[Structured figure records]
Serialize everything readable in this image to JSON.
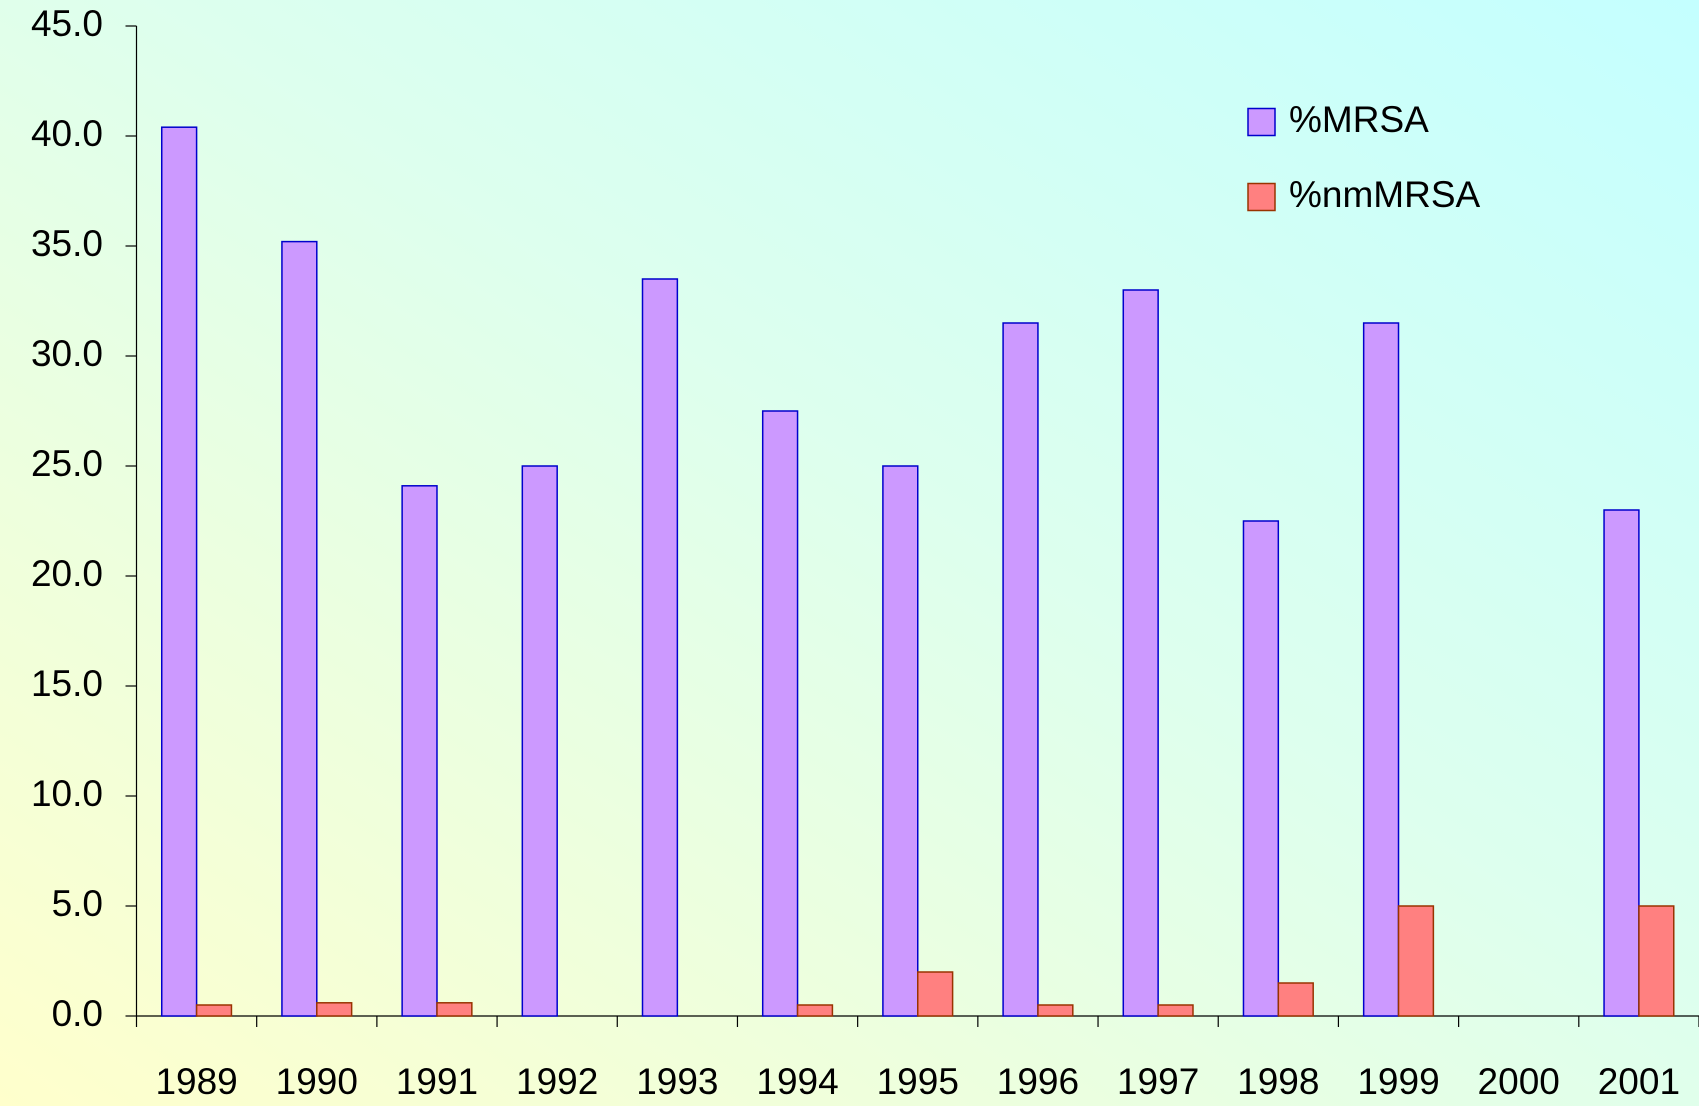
{
  "chart_data": {
    "type": "bar",
    "categories": [
      "1989",
      "1990",
      "1991",
      "1992",
      "1993",
      "1994",
      "1995",
      "1996",
      "1997",
      "1998",
      "1999",
      "2000",
      "2001"
    ],
    "series": [
      {
        "name": "%MRSA",
        "color": "#cc99ff",
        "stroke": "#0000cc",
        "values": [
          40.4,
          35.2,
          24.1,
          25.0,
          33.5,
          27.5,
          25.0,
          31.5,
          33.0,
          22.5,
          31.5,
          null,
          23.0
        ]
      },
      {
        "name": "%nmMRSA",
        "color": "#ff8080",
        "stroke": "#993300",
        "values": [
          0.5,
          0.6,
          0.6,
          null,
          null,
          0.5,
          2.0,
          0.5,
          0.5,
          1.5,
          5.0,
          null,
          5.0
        ]
      }
    ],
    "ylim": [
      0,
      45
    ],
    "yticks": [
      {
        "value": 0,
        "label": "0.0"
      },
      {
        "value": 5,
        "label": "5.0"
      },
      {
        "value": 10,
        "label": "10.0"
      },
      {
        "value": 15,
        "label": "15.0"
      },
      {
        "value": 20,
        "label": "20.0"
      },
      {
        "value": 25,
        "label": "25.0"
      },
      {
        "value": 30,
        "label": "30.0"
      },
      {
        "value": 35,
        "label": "35.0"
      },
      {
        "value": 40,
        "label": "40.0"
      },
      {
        "value": 45,
        "label": "45.0"
      }
    ],
    "legend": "top-right",
    "grid": false
  }
}
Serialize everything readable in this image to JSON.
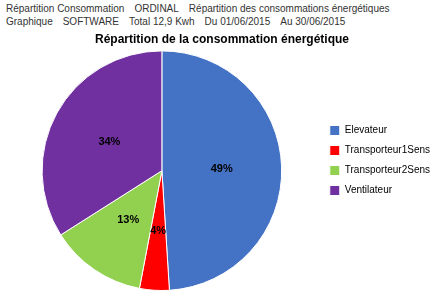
{
  "chart_data": {
    "type": "pie",
    "title": "Répartition de la consommation énergétique",
    "categories": [
      "Elevateur",
      "Transporteur1Sens",
      "Transporteur2Sens",
      "Ventilateur"
    ],
    "values": [
      49,
      4,
      13,
      34
    ],
    "value_labels": [
      "49%",
      "4%",
      "13%",
      "34%"
    ],
    "colors": [
      "#4472C4",
      "#FF0000",
      "#92D050",
      "#7030A0"
    ],
    "data_labels": true,
    "legend": "right",
    "annotations": [
      "Répartition Consommation",
      "ORDINAL",
      "Répartition des consommations énergétiques",
      "Graphique",
      "SOFTWARE",
      "Total 12,9 Kwh",
      "Du 01/06/2015",
      "Au 30/06/2015"
    ]
  }
}
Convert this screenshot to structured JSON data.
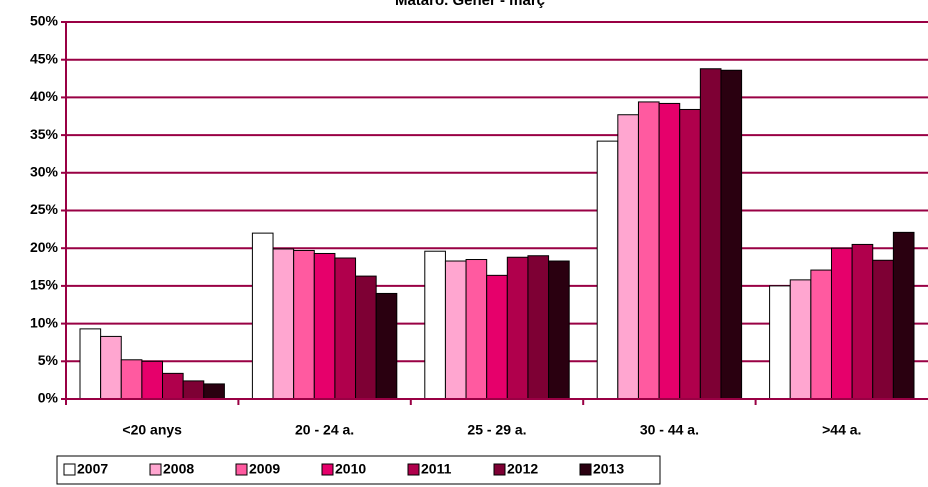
{
  "chart_data": {
    "type": "bar",
    "title": "Mataró. Gener - març",
    "categories": [
      "<20 anys",
      "20 - 24 a.",
      "25 - 29 a.",
      "30 - 44 a.",
      ">44 a."
    ],
    "series": [
      {
        "name": "2007",
        "color": "#ffffff",
        "values": [
          9.3,
          22.0,
          19.6,
          34.2,
          15.0
        ]
      },
      {
        "name": "2008",
        "color": "#ffa6d0",
        "values": [
          8.3,
          19.9,
          18.3,
          37.7,
          15.8
        ]
      },
      {
        "name": "2009",
        "color": "#ff5aa0",
        "values": [
          5.2,
          19.7,
          18.5,
          39.4,
          17.1
        ]
      },
      {
        "name": "2010",
        "color": "#e6006b",
        "values": [
          5.0,
          19.3,
          16.4,
          39.2,
          20.0
        ]
      },
      {
        "name": "2011",
        "color": "#b0004c",
        "values": [
          3.4,
          18.7,
          18.8,
          38.4,
          20.5
        ]
      },
      {
        "name": "2012",
        "color": "#7e0034",
        "values": [
          2.4,
          16.3,
          19.0,
          43.8,
          18.4
        ]
      },
      {
        "name": "2013",
        "color": "#2a0010",
        "values": [
          2.0,
          14.0,
          18.3,
          43.6,
          22.1
        ]
      }
    ],
    "ylim": [
      0,
      50
    ],
    "yticks": [
      {
        "value": 0,
        "label": "0%"
      },
      {
        "value": 5,
        "label": "5%"
      },
      {
        "value": 10,
        "label": "10%"
      },
      {
        "value": 15,
        "label": "15%"
      },
      {
        "value": 20,
        "label": "20%"
      },
      {
        "value": 25,
        "label": "25%"
      },
      {
        "value": 30,
        "label": "30%"
      },
      {
        "value": 35,
        "label": "35%"
      },
      {
        "value": 40,
        "label": "40%"
      },
      {
        "value": 45,
        "label": "45%"
      },
      {
        "value": 50,
        "label": "50%"
      }
    ],
    "grid": true,
    "grid_color": "#990044",
    "legend": "bottom"
  }
}
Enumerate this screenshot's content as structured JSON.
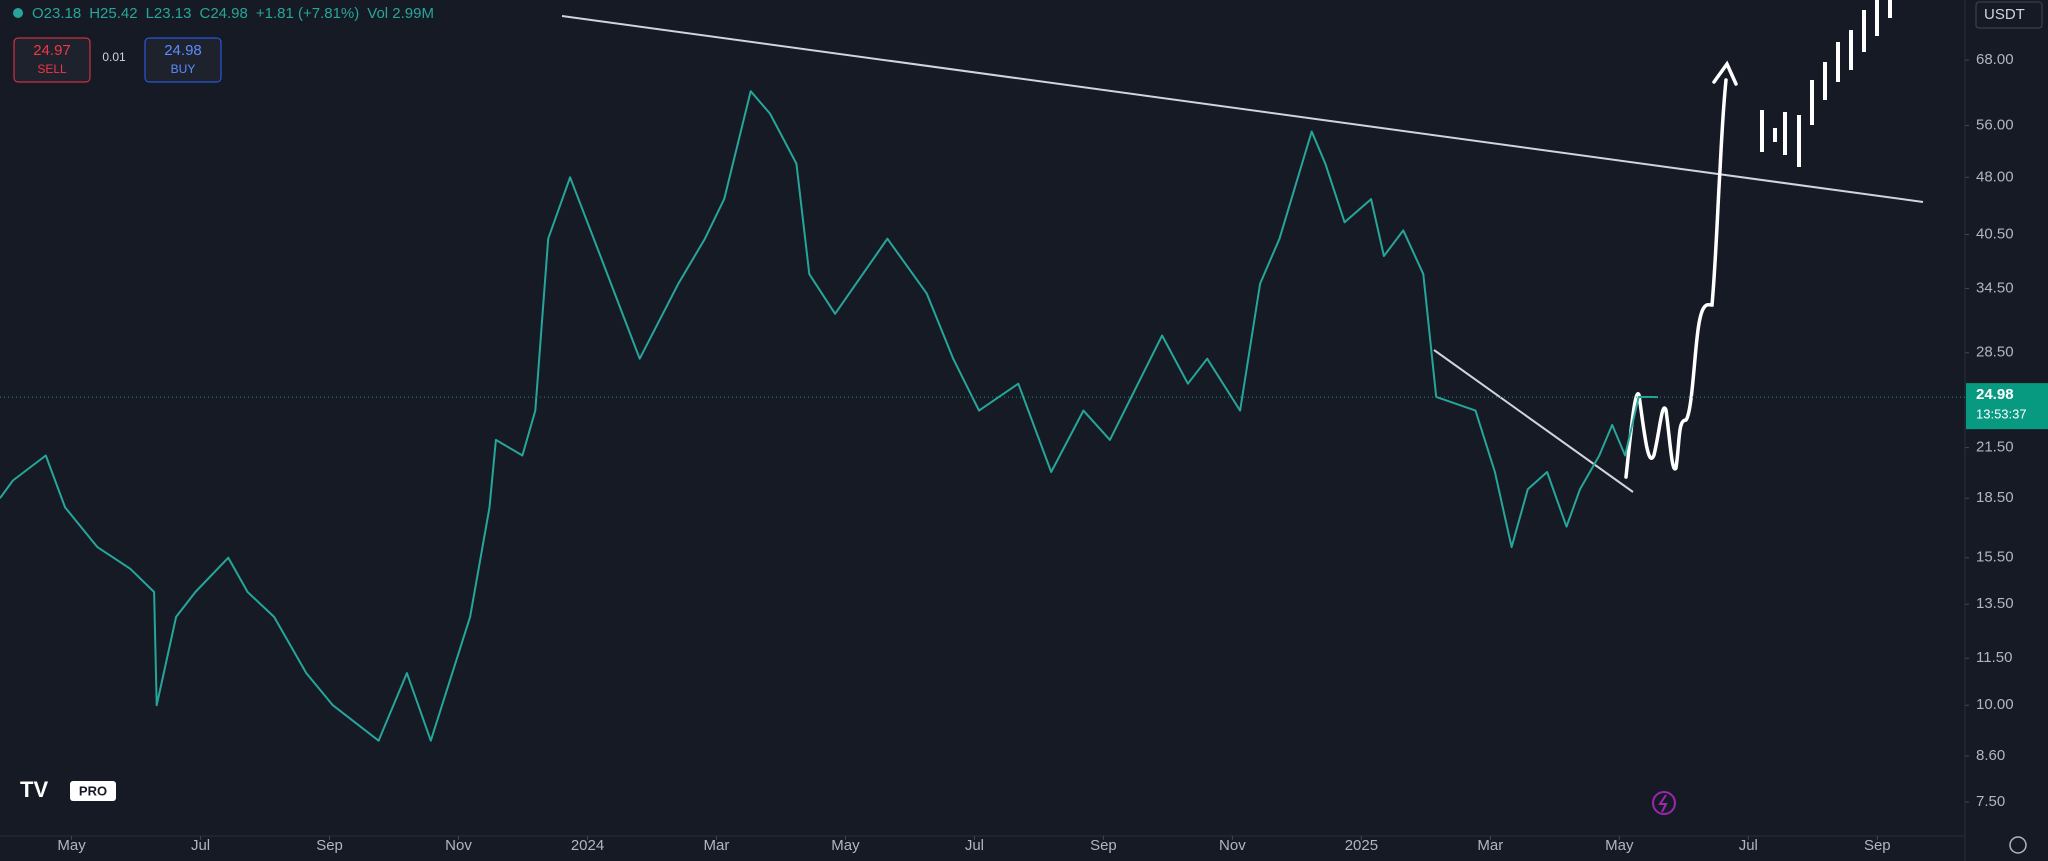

> _INSTRUCTION_:
Take the listing above and print it exactly, apart from the pictures.

> _SOLUTION FOR THIS PROBLEM_:
Serialize everything readable in this image to JSON.
{
  "chart_data": {
    "type": "bar",
    "categories": [
      "1989",
      "1990",
      "1991",
      "1992",
      "1993",
      "1994",
      "1995",
      "1996",
      "1997",
      "1998",
      "1999",
      "2000",
      "2001"
    ],
    "series": [
      {
        "name": "%MRSA",
        "color": "#cc99ff",
        "stroke": "#0000cc",
        "values": [
          40.4,
          35.2,
          24.1,
          25.0,
          33.5,
          27.5,
          25.0,
          31.5,
          33.0,
          22.5,
          31.5,
          null,
          23.0
        ]
      },
      {
        "name": "%nmMRSA",
        "color": "#ff8080",
        "stroke": "#993300",
        "values": [
          0.5,
          0.6,
          0.6,
          null,
          null,
          0.5,
          2.0,
          0.5,
          0.5,
          1.5,
          5.0,
          null,
          5.0
        ]
      }
    ],
    "ylim": [
      0,
      45
    ],
    "yticks": [
      {
        "value": 0,
        "label": "0.0"
      },
      {
        "value": 5,
        "label": "5.0"
      },
      {
        "value": 10,
        "label": "10.0"
      },
      {
        "value": 15,
        "label": "15.0"
      },
      {
        "value": 20,
        "label": "20.0"
      },
      {
        "value": 25,
        "label": "25.0"
      },
      {
        "value": 30,
        "label": "30.0"
      },
      {
        "value": 35,
        "label": "35.0"
      },
      {
        "value": 40,
        "label": "40.0"
      },
      {
        "value": 45,
        "label": "45.0"
      }
    ],
    "legend": "top-right",
    "grid": false
  }
}
Serialize everything readable in this image to JSON.
{
  "chart_data": {
    "type": "pie",
    "title": "Répartition de la consommation énergétique",
    "categories": [
      "Elevateur",
      "Transporteur1Sens",
      "Transporteur2Sens",
      "Ventilateur"
    ],
    "values": [
      49,
      4,
      13,
      34
    ],
    "value_labels": [
      "49%",
      "4%",
      "13%",
      "34%"
    ],
    "colors": [
      "#4472C4",
      "#FF0000",
      "#92D050",
      "#7030A0"
    ],
    "data_labels": true,
    "legend": "right",
    "annotations": [
      "Répartition Consommation",
      "ORDINAL",
      "Répartition des consommations énergétiques",
      "Graphique",
      "SOFTWARE",
      "Total 12,9 Kwh",
      "Du 01/06/2015",
      "Au 30/06/2015"
    ]
  }
}
Convert this screenshot to structured JSON data.
{
  "chart_data": {
    "type": "bar",
    "title": "Mataró. Gener - març",
    "categories": [
      "<20 anys",
      "20 - 24 a.",
      "25 - 29 a.",
      "30 - 44 a.",
      ">44 a."
    ],
    "series": [
      {
        "name": "2007",
        "color": "#ffffff",
        "values": [
          9.3,
          22.0,
          19.6,
          34.2,
          15.0
        ]
      },
      {
        "name": "2008",
        "color": "#ffa6d0",
        "values": [
          8.3,
          19.9,
          18.3,
          37.7,
          15.8
        ]
      },
      {
        "name": "2009",
        "color": "#ff5aa0",
        "values": [
          5.2,
          19.7,
          18.5,
          39.4,
          17.1
        ]
      },
      {
        "name": "2010",
        "color": "#e6006b",
        "values": [
          5.0,
          19.3,
          16.4,
          39.2,
          20.0
        ]
      },
      {
        "name": "2011",
        "color": "#b0004c",
        "values": [
          3.4,
          18.7,
          18.8,
          38.4,
          20.5
        ]
      },
      {
        "name": "2012",
        "color": "#7e0034",
        "values": [
          2.4,
          16.3,
          19.0,
          43.8,
          18.4
        ]
      },
      {
        "name": "2013",
        "color": "#2a0010",
        "values": [
          2.0,
          14.0,
          18.3,
          43.6,
          22.1
        ]
      }
    ],
    "ylim": [
      0,
      50
    ],
    "yticks": [
      {
        "value": 0,
        "label": "0%"
      },
      {
        "value": 5,
        "label": "5%"
      },
      {
        "value": 10,
        "label": "10%"
      },
      {
        "value": 15,
        "label": "15%"
      },
      {
        "value": 20,
        "label": "20%"
      },
      {
        "value": 25,
        "label": "25%"
      },
      {
        "value": 30,
        "label": "30%"
      },
      {
        "value": 35,
        "label": "35%"
      },
      {
        "value": 40,
        "label": "40%"
      },
      {
        "value": 45,
        "label": "45%"
      },
      {
        "value": 50,
        "label": "50%"
      }
    ],
    "grid": true,
    "grid_color": "#990044",
    "legend": "bottom"
  }
}
Enumerate this screenshot's content as structured JSON.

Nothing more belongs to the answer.